Short task —
Extract the listing in its entirety, keeping each line identical to the original.

Dataset —
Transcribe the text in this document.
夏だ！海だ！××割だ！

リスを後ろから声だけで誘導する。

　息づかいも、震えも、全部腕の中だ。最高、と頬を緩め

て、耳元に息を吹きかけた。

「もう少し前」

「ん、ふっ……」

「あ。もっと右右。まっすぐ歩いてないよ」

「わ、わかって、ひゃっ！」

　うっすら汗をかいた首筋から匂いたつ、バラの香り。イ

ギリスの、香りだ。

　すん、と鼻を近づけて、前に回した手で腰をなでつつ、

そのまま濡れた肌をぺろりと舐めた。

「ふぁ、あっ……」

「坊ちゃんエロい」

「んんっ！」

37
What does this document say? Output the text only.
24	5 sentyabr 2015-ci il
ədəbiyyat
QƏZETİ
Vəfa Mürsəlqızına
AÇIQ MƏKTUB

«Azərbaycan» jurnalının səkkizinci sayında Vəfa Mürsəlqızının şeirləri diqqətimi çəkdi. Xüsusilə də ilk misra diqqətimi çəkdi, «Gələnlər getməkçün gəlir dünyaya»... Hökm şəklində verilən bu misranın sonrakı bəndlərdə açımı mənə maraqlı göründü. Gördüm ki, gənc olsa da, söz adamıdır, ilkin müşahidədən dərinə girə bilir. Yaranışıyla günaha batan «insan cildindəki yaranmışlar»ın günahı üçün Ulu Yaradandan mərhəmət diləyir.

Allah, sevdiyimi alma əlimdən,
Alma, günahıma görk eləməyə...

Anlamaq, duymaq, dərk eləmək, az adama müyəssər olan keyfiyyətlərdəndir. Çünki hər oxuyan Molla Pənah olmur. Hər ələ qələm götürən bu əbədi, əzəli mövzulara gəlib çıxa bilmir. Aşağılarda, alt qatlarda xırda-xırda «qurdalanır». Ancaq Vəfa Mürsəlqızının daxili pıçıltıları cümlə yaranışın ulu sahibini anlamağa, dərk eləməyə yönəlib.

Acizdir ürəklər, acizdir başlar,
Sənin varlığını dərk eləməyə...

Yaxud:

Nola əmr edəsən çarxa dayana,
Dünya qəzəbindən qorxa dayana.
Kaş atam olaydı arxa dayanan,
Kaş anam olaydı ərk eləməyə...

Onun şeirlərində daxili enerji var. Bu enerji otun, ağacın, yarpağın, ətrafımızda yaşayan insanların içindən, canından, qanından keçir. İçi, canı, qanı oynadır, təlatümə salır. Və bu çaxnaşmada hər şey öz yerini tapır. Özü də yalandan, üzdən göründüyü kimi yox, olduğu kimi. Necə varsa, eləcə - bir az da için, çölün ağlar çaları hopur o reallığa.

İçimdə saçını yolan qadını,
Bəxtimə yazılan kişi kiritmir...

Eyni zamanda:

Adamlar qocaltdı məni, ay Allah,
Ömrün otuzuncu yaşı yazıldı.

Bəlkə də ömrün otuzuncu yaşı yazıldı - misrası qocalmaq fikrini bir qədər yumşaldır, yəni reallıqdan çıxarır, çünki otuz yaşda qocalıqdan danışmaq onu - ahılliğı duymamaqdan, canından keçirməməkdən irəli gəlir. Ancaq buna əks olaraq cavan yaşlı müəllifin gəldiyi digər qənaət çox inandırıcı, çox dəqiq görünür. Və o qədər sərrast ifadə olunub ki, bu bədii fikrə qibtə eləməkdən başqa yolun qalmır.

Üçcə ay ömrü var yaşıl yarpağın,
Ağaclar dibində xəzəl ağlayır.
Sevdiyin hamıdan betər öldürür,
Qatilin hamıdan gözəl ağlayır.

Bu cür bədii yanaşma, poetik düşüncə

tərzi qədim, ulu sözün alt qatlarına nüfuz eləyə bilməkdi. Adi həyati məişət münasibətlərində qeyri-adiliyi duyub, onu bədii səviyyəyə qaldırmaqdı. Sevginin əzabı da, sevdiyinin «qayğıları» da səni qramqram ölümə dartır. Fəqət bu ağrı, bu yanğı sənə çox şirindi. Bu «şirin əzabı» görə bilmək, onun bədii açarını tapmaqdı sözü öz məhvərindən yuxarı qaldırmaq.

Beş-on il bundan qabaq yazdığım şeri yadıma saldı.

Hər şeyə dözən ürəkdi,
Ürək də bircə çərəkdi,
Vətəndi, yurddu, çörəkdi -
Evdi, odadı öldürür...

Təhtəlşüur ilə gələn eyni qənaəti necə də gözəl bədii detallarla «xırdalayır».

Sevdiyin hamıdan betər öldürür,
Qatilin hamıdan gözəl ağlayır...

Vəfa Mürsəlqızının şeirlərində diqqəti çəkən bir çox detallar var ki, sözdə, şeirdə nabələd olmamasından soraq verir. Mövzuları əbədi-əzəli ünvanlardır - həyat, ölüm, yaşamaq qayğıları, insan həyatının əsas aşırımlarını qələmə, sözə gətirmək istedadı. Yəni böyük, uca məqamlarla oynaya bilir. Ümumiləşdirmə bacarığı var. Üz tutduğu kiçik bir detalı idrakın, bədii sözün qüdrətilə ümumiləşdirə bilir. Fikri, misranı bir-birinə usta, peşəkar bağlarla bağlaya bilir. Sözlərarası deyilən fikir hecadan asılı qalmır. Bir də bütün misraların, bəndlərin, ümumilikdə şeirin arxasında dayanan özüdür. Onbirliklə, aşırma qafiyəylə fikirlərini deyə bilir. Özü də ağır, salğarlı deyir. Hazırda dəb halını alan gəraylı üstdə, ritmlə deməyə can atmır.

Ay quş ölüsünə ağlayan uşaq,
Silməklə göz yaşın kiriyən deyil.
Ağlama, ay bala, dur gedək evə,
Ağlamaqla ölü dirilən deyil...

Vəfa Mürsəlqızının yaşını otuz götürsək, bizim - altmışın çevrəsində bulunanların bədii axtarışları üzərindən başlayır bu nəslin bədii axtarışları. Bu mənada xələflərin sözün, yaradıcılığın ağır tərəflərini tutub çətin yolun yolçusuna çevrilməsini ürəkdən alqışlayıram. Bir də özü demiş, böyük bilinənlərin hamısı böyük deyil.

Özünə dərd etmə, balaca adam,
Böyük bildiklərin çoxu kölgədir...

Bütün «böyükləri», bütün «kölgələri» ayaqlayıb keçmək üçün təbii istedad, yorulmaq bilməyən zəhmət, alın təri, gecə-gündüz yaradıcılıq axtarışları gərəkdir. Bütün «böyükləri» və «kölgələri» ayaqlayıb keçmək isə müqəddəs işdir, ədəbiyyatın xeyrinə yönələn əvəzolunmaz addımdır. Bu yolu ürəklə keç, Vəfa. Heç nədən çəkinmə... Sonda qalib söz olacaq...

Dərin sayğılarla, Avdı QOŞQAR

Complete answer —
Transcribe the text in this document.
夏だ！海だ！××割だ！

リスを後ろから声だけで誘導する。

　息づかいも、震えも、全部腕の中だ。最高、と頬を緩め

て、耳元に息を吹きかけた。

「もう少し前」

「ん、ふっ……」

「あ。もっと右右。まっすぐ歩いてないよ」

「わ、わかって、ひゃっ！」

　うっすら汗をかいた首筋から匂いたつ、バラの香り。イ

ギリスの、香りだ。

　すん、と鼻を近づけて、前に回した手で腰をなでつつ、

そのまま濡れた肌をぺろりと舐めた。

「ふぁ、あっ……」

「坊ちゃんエロい」

「んんっ！」

37
What does this document say? Output the text only.
24	5 sentyabr 2015-ci il
ədəbiyyat
QƏZETİ
Vəfa Mürsəlqızına
AÇIQ MƏKTUB

«Azərbaycan» jurnalının səkkizinci sayında Vəfa Mürsəlqızının şeirləri diqqətimi çəkdi. Xüsusilə də ilk misra diqqətimi çəkdi, «Gələnlər getməkçün gəlir dünyaya»... Hökm şəklində verilən bu misranın sonrakı bəndlərdə açımı mənə maraqlı göründü. Gördüm ki, gənc olsa da, söz adamıdır, ilkin müşahidədən dərinə girə bilir. Yaranışıyla günaha batan «insan cildindəki yaranmışlar»ın günahı üçün Ulu Yaradandan mərhəmət diləyir.

Allah, sevdiyimi alma əlimdən,
Alma, günahıma görk eləməyə...

Anlamaq, duymaq, dərk eləmək, az adama müyəssər olan keyfiyyətlərdəndir. Çünki hər oxuyan Molla Pənah olmur. Hər ələ qələm götürən bu əbədi, əzəli mövzulara gəlib çıxa bilmir. Aşağılarda, alt qatlarda xırda-xırda «qurdalanır». Ancaq Vəfa Mürsəlqızının daxili pıçıltıları cümlə yaranışın ulu sahibini anlamağa, dərk eləməyə yönəlib.

Acizdir ürəklər, acizdir başlar,
Sənin varlığını dərk eləməyə...

Yaxud:

Nola əmr edəsən çarxa dayana,
Dünya qəzəbindən qorxa dayana.
Kaş atam olaydı arxa dayanan,
Kaş anam olaydı ərk eləməyə...

Onun şeirlərində daxili enerji var. Bu enerji otun, ağacın, yarpağın, ətrafımızda yaşayan insanların içindən, canından, qanından keçir. İçi, canı, qanı oynadır, təlatümə salır. Və bu çaxnaşmada hər şey öz yerini tapır. Özü də yalandan, üzdən göründüyü kimi yox, olduğu kimi. Necə varsa, eləcə - bir az da için, çölün ağlar çaları hopur o reallığa.

İçimdə saçını yolan qadını,
Bəxtimə yazılan kişi kiritmir...

Eyni zamanda:

Adamlar qocaltdı məni, ay Allah,
Ömrün otuzuncu yaşı yazıldı.

Bəlkə də ömrün otuzuncu yaşı yazıldı - misrası qocalmaq fikrini bir qədər yumşaldır, yəni reallıqdan çıxarır, çünki otuz yaşda qocalıqdan danışmaq onu - ahılliğı duymamaqdan, canından keçirməməkdən irəli gəlir. Ancaq buna əks olaraq cavan yaşlı müəllifin gəldiyi digər qənaət çox inandırıcı, çox dəqiq görünür. Və o qədər sərrast ifadə olunub ki, bu bədii fikrə qibtə eləməkdən başqa yolun qalmır.

Üçcə ay ömrü var yaşıl yarpağın,
Ağaclar dibində xəzəl ağlayır.
Sevdiyin hamıdan betər öldürür,
Qatilin hamıdan gözəl ağlayır.

Bu cür bədii yanaşma, poetik düşüncə

tərzi qədim, ulu sözün alt qatlarına nüfuz eləyə bilməkdi. Adi həyati məişət münasibətlərində qeyri-adiliyi duyub, onu bədii səviyyəyə qaldırmaqdı. Sevginin əzabı da, sevdiyinin «qayğıları» da səni qramqram ölümə dartır. Fəqət bu ağrı, bu yanğı sənə çox şirindi. Bu «şirin əzabı» görə bilmək, onun bədii açarını tapmaqdı sözü öz məhvərindən yuxarı qaldırmaq.

Beş-on il bundan qabaq yazdığım şeri yadıma saldı.

Hər şeyə dözən ürəkdi,
Ürək də bircə çərəkdi,
Vətəndi, yurddu, çörəkdi -
Evdi, odadı öldürür...

Təhtəlşüur ilə gələn eyni qənaəti necə də gözəl bədii detallarla «xırdalayır».

Sevdiyin hamıdan betər öldürür,
Qatilin hamıdan gözəl ağlayır...

Vəfa Mürsəlqızının şeirlərində diqqəti çəkən bir çox detallar var ki, sözdə, şeirdə nabələd olmamasından soraq verir. Mövzuları əbədi-əzəli ünvanlardır - həyat, ölüm, yaşamaq qayğıları, insan həyatının əsas aşırımlarını qələmə, sözə gətirmək istedadı. Yəni böyük, uca məqamlarla oynaya bilir. Ümumiləşdirmə bacarığı var. Üz tutduğu kiçik bir detalı idrakın, bədii sözün qüdrətilə ümumiləşdirə bilir. Fikri, misranı bir-birinə usta, peşəkar bağlarla bağlaya bilir. Sözlərarası deyilən fikir hecadan asılı qalmır. Bir də bütün misraların, bəndlərin, ümumilikdə şeirin arxasında dayanan özüdür. Onbirliklə, aşırma qafiyəylə fikirlərini deyə bilir. Özü də ağır, salğarlı deyir. Hazırda dəb halını alan gəraylı üstdə, ritmlə deməyə can atmır.

Ay quş ölüsünə ağlayan uşaq,
Silməklə göz yaşın kiriyən deyil.
Ağlama, ay bala, dur gedək evə,
Ağlamaqla ölü dirilən deyil...

Vəfa Mürsəlqızının yaşını otuz götürsək, bizim - altmışın çevrəsində bulunanların bədii axtarışları üzərindən başlayır bu nəslin bədii axtarışları. Bu mənada xələflərin sözün, yaradıcılığın ağır tərəflərini tutub çətin yolun yolçusuna çevrilməsini ürəkdən alqışlayıram. Bir də özü demiş, böyük bilinənlərin hamısı böyük deyil.

Özünə dərd etmə, balaca adam,
Böyük bildiklərin çoxu kölgədir...

Bütün «böyükləri», bütün «kölgələri» ayaqlayıb keçmək üçün təbii istedad, yorulmaq bilməyən zəhmət, alın təri, gecə-gündüz yaradıcılıq axtarışları gərəkdir. Bütün «böyükləri» və «kölgələri» ayaqlayıb keçmək isə müqəddəs işdir, ədəbiyyatın xeyrinə yönələn əvəzolunmaz addımdır. Bu yolu ürəklə keç, Vəfa. Heç nədən çəkinmə... Sonda qalib söz olacaq...

Dərin sayğılarla, Avdı QOŞQAR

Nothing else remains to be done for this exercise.